The task:
Your task is to print all of the material verbatim.

Data for this task:
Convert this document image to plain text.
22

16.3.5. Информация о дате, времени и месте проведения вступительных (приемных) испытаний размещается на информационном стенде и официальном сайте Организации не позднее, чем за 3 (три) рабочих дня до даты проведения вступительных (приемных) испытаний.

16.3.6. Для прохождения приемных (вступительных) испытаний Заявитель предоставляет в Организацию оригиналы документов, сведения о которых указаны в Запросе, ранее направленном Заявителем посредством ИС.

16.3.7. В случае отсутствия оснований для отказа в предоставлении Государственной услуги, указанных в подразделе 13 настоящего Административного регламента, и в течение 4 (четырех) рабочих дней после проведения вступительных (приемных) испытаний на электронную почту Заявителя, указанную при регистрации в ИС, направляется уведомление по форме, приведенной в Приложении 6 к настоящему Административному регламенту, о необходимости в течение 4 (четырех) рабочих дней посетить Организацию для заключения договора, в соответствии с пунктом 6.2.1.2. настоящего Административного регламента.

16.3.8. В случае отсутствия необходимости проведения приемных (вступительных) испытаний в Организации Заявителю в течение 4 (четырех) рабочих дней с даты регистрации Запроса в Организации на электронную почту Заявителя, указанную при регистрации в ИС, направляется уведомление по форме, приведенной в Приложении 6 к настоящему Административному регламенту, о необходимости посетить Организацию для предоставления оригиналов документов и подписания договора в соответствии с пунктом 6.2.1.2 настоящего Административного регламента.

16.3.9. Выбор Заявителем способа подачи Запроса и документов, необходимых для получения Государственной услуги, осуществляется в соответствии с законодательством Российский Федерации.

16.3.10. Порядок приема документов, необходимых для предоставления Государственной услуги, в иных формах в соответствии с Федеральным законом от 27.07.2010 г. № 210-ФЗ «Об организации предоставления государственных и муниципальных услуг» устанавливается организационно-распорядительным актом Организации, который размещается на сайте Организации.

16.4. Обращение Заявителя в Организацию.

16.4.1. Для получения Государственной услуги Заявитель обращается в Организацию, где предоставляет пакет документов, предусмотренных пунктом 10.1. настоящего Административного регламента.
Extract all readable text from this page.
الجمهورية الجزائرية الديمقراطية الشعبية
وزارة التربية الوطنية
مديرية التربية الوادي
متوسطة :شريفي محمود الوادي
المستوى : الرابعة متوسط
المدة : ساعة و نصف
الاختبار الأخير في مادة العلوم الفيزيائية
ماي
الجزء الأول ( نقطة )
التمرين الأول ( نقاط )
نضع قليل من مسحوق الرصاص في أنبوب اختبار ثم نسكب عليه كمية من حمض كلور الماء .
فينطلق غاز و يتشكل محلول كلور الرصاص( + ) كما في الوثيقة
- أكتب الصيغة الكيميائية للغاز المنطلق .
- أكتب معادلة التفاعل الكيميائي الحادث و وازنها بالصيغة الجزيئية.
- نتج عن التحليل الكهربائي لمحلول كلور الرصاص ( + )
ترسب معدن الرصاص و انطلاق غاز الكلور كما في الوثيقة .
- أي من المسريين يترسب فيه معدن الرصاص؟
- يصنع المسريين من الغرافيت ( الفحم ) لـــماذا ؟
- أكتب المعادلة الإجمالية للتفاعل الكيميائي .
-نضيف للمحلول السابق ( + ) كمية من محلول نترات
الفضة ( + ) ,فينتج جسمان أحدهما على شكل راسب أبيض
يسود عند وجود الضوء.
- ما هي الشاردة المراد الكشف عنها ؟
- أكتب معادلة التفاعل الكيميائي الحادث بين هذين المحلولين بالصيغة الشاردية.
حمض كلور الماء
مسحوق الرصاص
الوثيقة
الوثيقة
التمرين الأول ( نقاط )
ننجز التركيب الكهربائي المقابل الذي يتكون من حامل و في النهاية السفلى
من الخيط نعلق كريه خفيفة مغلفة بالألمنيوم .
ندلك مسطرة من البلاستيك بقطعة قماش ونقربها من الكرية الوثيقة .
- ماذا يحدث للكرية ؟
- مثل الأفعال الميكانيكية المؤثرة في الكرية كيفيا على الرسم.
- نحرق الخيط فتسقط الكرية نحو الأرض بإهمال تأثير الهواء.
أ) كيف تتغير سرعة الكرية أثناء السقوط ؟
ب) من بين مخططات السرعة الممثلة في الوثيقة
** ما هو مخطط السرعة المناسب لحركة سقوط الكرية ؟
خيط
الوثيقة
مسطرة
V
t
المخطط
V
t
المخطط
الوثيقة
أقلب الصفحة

Output for this task:
Convert this document image to plain text.
22

16.3.5. Информация о дате, времени и месте проведения вступительных (приемных) испытаний размещается на информационном стенде и официальном сайте Организации не позднее, чем за 3 (три) рабочих дня до даты проведения вступительных (приемных) испытаний.

16.3.6. Для прохождения приемных (вступительных) испытаний Заявитель предоставляет в Организацию оригиналы документов, сведения о которых указаны в Запросе, ранее направленном Заявителем посредством ИС.

16.3.7. В случае отсутствия оснований для отказа в предоставлении Государственной услуги, указанных в подразделе 13 настоящего Административного регламента, и в течение 4 (четырех) рабочих дней после проведения вступительных (приемных) испытаний на электронную почту Заявителя, указанную при регистрации в ИС, направляется уведомление по форме, приведенной в Приложении 6 к настоящему Административному регламенту, о необходимости в течение 4 (четырех) рабочих дней посетить Организацию для заключения договора, в соответствии с пунктом 6.2.1.2. настоящего Административного регламента.

16.3.8. В случае отсутствия необходимости проведения приемных (вступительных) испытаний в Организации Заявителю в течение 4 (четырех) рабочих дней с даты регистрации Запроса в Организации на электронную почту Заявителя, указанную при регистрации в ИС, направляется уведомление по форме, приведенной в Приложении 6 к настоящему Административному регламенту, о необходимости посетить Организацию для предоставления оригиналов документов и подписания договора в соответствии с пунктом 6.2.1.2 настоящего Административного регламента.

16.3.9. Выбор Заявителем способа подачи Запроса и документов, необходимых для получения Государственной услуги, осуществляется в соответствии с законодательством Российский Федерации.

16.3.10. Порядок приема документов, необходимых для предоставления Государственной услуги, в иных формах в соответствии с Федеральным законом от 27.07.2010 г. № 210-ФЗ «Об организации предоставления государственных и муниципальных услуг» устанавливается организационно-распорядительным актом Организации, который размещается на сайте Организации.

16.4. Обращение Заявителя в Организацию.

16.4.1. Для получения Государственной услуги Заявитель обращается в Организацию, где предоставляет пакет документов, предусмотренных пунктом 10.1. настоящего Административного регламента.
Extract all readable text from this page.
الجمهورية الجزائرية الديمقراطية الشعبية
وزارة التربية الوطنية
مديرية التربية الوادي
متوسطة :شريفي محمود الوادي
المستوى : الرابعة متوسط
المدة : ساعة و نصف
الاختبار الأخير في مادة العلوم الفيزيائية
ماي
الجزء الأول ( نقطة )
التمرين الأول ( نقاط )
نضع قليل من مسحوق الرصاص في أنبوب اختبار ثم نسكب عليه كمية من حمض كلور الماء .
فينطلق غاز و يتشكل محلول كلور الرصاص( + ) كما في الوثيقة
- أكتب الصيغة الكيميائية للغاز المنطلق .
- أكتب معادلة التفاعل الكيميائي الحادث و وازنها بالصيغة الجزيئية.
- نتج عن التحليل الكهربائي لمحلول كلور الرصاص ( + )
ترسب معدن الرصاص و انطلاق غاز الكلور كما في الوثيقة .
- أي من المسريين يترسب فيه معدن الرصاص؟
- يصنع المسريين من الغرافيت ( الفحم ) لـــماذا ؟
- أكتب المعادلة الإجمالية للتفاعل الكيميائي .
-نضيف للمحلول السابق ( + ) كمية من محلول نترات
الفضة ( + ) ,فينتج جسمان أحدهما على شكل راسب أبيض
يسود عند وجود الضوء.
- ما هي الشاردة المراد الكشف عنها ؟
- أكتب معادلة التفاعل الكيميائي الحادث بين هذين المحلولين بالصيغة الشاردية.
حمض كلور الماء
مسحوق الرصاص
الوثيقة
الوثيقة
التمرين الأول ( نقاط )
ننجز التركيب الكهربائي المقابل الذي يتكون من حامل و في النهاية السفلى
من الخيط نعلق كريه خفيفة مغلفة بالألمنيوم .
ندلك مسطرة من البلاستيك بقطعة قماش ونقربها من الكرية الوثيقة .
- ماذا يحدث للكرية ؟
- مثل الأفعال الميكانيكية المؤثرة في الكرية كيفيا على الرسم.
- نحرق الخيط فتسقط الكرية نحو الأرض بإهمال تأثير الهواء.
أ) كيف تتغير سرعة الكرية أثناء السقوط ؟
ب) من بين مخططات السرعة الممثلة في الوثيقة
** ما هو مخطط السرعة المناسب لحركة سقوط الكرية ؟
خيط
الوثيقة
مسطرة
V
t
المخطط
V
t
المخطط
الوثيقة
أقلب الصفحة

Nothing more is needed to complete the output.